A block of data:
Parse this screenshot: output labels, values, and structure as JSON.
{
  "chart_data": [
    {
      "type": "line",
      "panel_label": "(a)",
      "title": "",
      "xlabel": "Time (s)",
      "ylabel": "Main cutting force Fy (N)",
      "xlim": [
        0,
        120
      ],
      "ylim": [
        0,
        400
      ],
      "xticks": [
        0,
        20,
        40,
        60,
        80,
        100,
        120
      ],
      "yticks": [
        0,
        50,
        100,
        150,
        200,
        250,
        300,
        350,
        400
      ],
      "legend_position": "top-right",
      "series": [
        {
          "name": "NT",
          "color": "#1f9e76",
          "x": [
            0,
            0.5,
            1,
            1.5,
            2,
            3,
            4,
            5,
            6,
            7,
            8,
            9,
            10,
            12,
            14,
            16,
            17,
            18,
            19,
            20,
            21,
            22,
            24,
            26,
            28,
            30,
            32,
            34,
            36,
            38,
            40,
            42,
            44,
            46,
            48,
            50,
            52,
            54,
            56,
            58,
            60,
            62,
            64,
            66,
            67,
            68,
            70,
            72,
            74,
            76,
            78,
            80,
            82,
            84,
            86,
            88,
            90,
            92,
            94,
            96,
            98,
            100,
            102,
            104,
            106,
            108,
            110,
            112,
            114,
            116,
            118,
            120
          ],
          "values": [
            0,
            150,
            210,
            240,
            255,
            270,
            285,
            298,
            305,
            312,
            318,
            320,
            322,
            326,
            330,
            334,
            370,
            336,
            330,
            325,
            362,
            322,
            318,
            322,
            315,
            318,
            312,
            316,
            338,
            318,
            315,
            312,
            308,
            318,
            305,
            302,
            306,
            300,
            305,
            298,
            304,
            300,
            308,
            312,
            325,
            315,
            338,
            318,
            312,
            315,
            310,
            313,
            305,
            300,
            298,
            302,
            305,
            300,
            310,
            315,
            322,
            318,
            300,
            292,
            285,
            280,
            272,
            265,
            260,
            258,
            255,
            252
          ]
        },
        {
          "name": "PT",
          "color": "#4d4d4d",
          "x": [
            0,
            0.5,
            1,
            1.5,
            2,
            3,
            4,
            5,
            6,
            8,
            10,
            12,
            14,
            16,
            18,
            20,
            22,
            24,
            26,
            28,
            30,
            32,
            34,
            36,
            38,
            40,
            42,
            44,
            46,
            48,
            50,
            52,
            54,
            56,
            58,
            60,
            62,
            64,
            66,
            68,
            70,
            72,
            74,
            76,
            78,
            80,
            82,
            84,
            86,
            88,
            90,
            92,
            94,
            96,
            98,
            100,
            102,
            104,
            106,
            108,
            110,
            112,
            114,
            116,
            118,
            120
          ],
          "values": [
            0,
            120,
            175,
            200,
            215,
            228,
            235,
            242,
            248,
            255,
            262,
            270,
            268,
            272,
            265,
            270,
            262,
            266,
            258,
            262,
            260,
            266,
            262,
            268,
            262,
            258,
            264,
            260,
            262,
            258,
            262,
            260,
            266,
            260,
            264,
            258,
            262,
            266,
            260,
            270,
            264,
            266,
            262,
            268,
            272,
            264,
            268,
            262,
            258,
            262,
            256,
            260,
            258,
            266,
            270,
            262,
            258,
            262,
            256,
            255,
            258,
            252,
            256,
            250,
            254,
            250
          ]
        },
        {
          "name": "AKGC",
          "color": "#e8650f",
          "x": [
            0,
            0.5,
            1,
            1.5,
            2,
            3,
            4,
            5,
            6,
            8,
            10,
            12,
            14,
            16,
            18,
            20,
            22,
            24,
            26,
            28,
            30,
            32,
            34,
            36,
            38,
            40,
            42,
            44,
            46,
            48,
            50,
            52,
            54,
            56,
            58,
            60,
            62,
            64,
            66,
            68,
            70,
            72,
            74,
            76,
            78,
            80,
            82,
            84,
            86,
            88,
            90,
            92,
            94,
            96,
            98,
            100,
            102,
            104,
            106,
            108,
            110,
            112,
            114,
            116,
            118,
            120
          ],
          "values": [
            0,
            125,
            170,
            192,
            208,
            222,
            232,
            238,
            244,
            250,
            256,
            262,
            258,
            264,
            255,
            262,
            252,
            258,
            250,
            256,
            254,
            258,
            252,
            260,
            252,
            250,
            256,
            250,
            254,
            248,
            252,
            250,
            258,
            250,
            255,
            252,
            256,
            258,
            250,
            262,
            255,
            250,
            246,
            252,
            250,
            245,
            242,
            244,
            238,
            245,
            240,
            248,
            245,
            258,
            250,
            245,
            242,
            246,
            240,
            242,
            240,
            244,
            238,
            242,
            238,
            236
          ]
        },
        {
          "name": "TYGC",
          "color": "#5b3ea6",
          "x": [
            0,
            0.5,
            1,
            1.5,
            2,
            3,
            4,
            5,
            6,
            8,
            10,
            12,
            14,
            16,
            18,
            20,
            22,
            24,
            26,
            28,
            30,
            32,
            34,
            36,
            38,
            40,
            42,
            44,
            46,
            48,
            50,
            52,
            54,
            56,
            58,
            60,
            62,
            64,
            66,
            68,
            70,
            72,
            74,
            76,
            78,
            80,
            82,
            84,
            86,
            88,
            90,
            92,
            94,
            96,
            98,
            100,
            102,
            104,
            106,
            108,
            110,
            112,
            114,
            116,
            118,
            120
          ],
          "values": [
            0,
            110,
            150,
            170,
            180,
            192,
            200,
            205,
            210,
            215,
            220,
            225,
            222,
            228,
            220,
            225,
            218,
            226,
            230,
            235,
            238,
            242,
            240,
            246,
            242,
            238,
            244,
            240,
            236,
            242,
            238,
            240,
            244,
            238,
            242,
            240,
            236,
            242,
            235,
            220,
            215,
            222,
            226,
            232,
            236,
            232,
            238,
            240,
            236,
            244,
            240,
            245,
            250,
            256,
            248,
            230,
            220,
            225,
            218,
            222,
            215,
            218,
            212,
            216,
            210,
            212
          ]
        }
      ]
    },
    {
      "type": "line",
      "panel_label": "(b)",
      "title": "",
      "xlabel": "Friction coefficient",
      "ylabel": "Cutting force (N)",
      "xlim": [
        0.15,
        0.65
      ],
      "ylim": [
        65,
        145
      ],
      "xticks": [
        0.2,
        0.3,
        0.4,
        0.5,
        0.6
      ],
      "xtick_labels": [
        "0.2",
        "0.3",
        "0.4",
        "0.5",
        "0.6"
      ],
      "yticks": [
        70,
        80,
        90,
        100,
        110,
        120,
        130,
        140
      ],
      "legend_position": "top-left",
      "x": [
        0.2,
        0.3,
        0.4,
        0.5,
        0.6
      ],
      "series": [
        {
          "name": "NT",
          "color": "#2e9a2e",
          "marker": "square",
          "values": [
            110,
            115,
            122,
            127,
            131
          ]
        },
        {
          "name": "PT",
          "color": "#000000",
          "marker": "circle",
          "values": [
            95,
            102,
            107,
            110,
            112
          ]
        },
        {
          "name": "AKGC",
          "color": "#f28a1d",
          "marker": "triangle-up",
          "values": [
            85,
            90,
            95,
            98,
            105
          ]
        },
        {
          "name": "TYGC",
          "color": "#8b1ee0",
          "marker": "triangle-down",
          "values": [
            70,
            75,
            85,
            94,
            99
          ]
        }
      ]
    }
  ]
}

#### Written exercise:
The entries above must be returned in full, exactly as shown.

#### Exercise output:
Parse this screenshot: output labels, values, and structure as JSON.
{
  "chart_data": [
    {
      "type": "line",
      "panel_label": "(a)",
      "title": "",
      "xlabel": "Time (s)",
      "ylabel": "Main cutting force Fy (N)",
      "xlim": [
        0,
        120
      ],
      "ylim": [
        0,
        400
      ],
      "xticks": [
        0,
        20,
        40,
        60,
        80,
        100,
        120
      ],
      "yticks": [
        0,
        50,
        100,
        150,
        200,
        250,
        300,
        350,
        400
      ],
      "legend_position": "top-right",
      "series": [
        {
          "name": "NT",
          "color": "#1f9e76",
          "x": [
            0,
            0.5,
            1,
            1.5,
            2,
            3,
            4,
            5,
            6,
            7,
            8,
            9,
            10,
            12,
            14,
            16,
            17,
            18,
            19,
            20,
            21,
            22,
            24,
            26,
            28,
            30,
            32,
            34,
            36,
            38,
            40,
            42,
            44,
            46,
            48,
            50,
            52,
            54,
            56,
            58,
            60,
            62,
            64,
            66,
            67,
            68,
            70,
            72,
            74,
            76,
            78,
            80,
            82,
            84,
            86,
            88,
            90,
            92,
            94,
            96,
            98,
            100,
            102,
            104,
            106,
            108,
            110,
            112,
            114,
            116,
            118,
            120
          ],
          "values": [
            0,
            150,
            210,
            240,
            255,
            270,
            285,
            298,
            305,
            312,
            318,
            320,
            322,
            326,
            330,
            334,
            370,
            336,
            330,
            325,
            362,
            322,
            318,
            322,
            315,
            318,
            312,
            316,
            338,
            318,
            315,
            312,
            308,
            318,
            305,
            302,
            306,
            300,
            305,
            298,
            304,
            300,
            308,
            312,
            325,
            315,
            338,
            318,
            312,
            315,
            310,
            313,
            305,
            300,
            298,
            302,
            305,
            300,
            310,
            315,
            322,
            318,
            300,
            292,
            285,
            280,
            272,
            265,
            260,
            258,
            255,
            252
          ]
        },
        {
          "name": "PT",
          "color": "#4d4d4d",
          "x": [
            0,
            0.5,
            1,
            1.5,
            2,
            3,
            4,
            5,
            6,
            8,
            10,
            12,
            14,
            16,
            18,
            20,
            22,
            24,
            26,
            28,
            30,
            32,
            34,
            36,
            38,
            40,
            42,
            44,
            46,
            48,
            50,
            52,
            54,
            56,
            58,
            60,
            62,
            64,
            66,
            68,
            70,
            72,
            74,
            76,
            78,
            80,
            82,
            84,
            86,
            88,
            90,
            92,
            94,
            96,
            98,
            100,
            102,
            104,
            106,
            108,
            110,
            112,
            114,
            116,
            118,
            120
          ],
          "values": [
            0,
            120,
            175,
            200,
            215,
            228,
            235,
            242,
            248,
            255,
            262,
            270,
            268,
            272,
            265,
            270,
            262,
            266,
            258,
            262,
            260,
            266,
            262,
            268,
            262,
            258,
            264,
            260,
            262,
            258,
            262,
            260,
            266,
            260,
            264,
            258,
            262,
            266,
            260,
            270,
            264,
            266,
            262,
            268,
            272,
            264,
            268,
            262,
            258,
            262,
            256,
            260,
            258,
            266,
            270,
            262,
            258,
            262,
            256,
            255,
            258,
            252,
            256,
            250,
            254,
            250
          ]
        },
        {
          "name": "AKGC",
          "color": "#e8650f",
          "x": [
            0,
            0.5,
            1,
            1.5,
            2,
            3,
            4,
            5,
            6,
            8,
            10,
            12,
            14,
            16,
            18,
            20,
            22,
            24,
            26,
            28,
            30,
            32,
            34,
            36,
            38,
            40,
            42,
            44,
            46,
            48,
            50,
            52,
            54,
            56,
            58,
            60,
            62,
            64,
            66,
            68,
            70,
            72,
            74,
            76,
            78,
            80,
            82,
            84,
            86,
            88,
            90,
            92,
            94,
            96,
            98,
            100,
            102,
            104,
            106,
            108,
            110,
            112,
            114,
            116,
            118,
            120
          ],
          "values": [
            0,
            125,
            170,
            192,
            208,
            222,
            232,
            238,
            244,
            250,
            256,
            262,
            258,
            264,
            255,
            262,
            252,
            258,
            250,
            256,
            254,
            258,
            252,
            260,
            252,
            250,
            256,
            250,
            254,
            248,
            252,
            250,
            258,
            250,
            255,
            252,
            256,
            258,
            250,
            262,
            255,
            250,
            246,
            252,
            250,
            245,
            242,
            244,
            238,
            245,
            240,
            248,
            245,
            258,
            250,
            245,
            242,
            246,
            240,
            242,
            240,
            244,
            238,
            242,
            238,
            236
          ]
        },
        {
          "name": "TYGC",
          "color": "#5b3ea6",
          "x": [
            0,
            0.5,
            1,
            1.5,
            2,
            3,
            4,
            5,
            6,
            8,
            10,
            12,
            14,
            16,
            18,
            20,
            22,
            24,
            26,
            28,
            30,
            32,
            34,
            36,
            38,
            40,
            42,
            44,
            46,
            48,
            50,
            52,
            54,
            56,
            58,
            60,
            62,
            64,
            66,
            68,
            70,
            72,
            74,
            76,
            78,
            80,
            82,
            84,
            86,
            88,
            90,
            92,
            94,
            96,
            98,
            100,
            102,
            104,
            106,
            108,
            110,
            112,
            114,
            116,
            118,
            120
          ],
          "values": [
            0,
            110,
            150,
            170,
            180,
            192,
            200,
            205,
            210,
            215,
            220,
            225,
            222,
            228,
            220,
            225,
            218,
            226,
            230,
            235,
            238,
            242,
            240,
            246,
            242,
            238,
            244,
            240,
            236,
            242,
            238,
            240,
            244,
            238,
            242,
            240,
            236,
            242,
            235,
            220,
            215,
            222,
            226,
            232,
            236,
            232,
            238,
            240,
            236,
            244,
            240,
            245,
            250,
            256,
            248,
            230,
            220,
            225,
            218,
            222,
            215,
            218,
            212,
            216,
            210,
            212
          ]
        }
      ]
    },
    {
      "type": "line",
      "panel_label": "(b)",
      "title": "",
      "xlabel": "Friction coefficient",
      "ylabel": "Cutting force (N)",
      "xlim": [
        0.15,
        0.65
      ],
      "ylim": [
        65,
        145
      ],
      "xticks": [
        0.2,
        0.3,
        0.4,
        0.5,
        0.6
      ],
      "xtick_labels": [
        "0.2",
        "0.3",
        "0.4",
        "0.5",
        "0.6"
      ],
      "yticks": [
        70,
        80,
        90,
        100,
        110,
        120,
        130,
        140
      ],
      "legend_position": "top-left",
      "x": [
        0.2,
        0.3,
        0.4,
        0.5,
        0.6
      ],
      "series": [
        {
          "name": "NT",
          "color": "#2e9a2e",
          "marker": "square",
          "values": [
            110,
            115,
            122,
            127,
            131
          ]
        },
        {
          "name": "PT",
          "color": "#000000",
          "marker": "circle",
          "values": [
            95,
            102,
            107,
            110,
            112
          ]
        },
        {
          "name": "AKGC",
          "color": "#f28a1d",
          "marker": "triangle-up",
          "values": [
            85,
            90,
            95,
            98,
            105
          ]
        },
        {
          "name": "TYGC",
          "color": "#8b1ee0",
          "marker": "triangle-down",
          "values": [
            70,
            75,
            85,
            94,
            99
          ]
        }
      ]
    }
  ]
}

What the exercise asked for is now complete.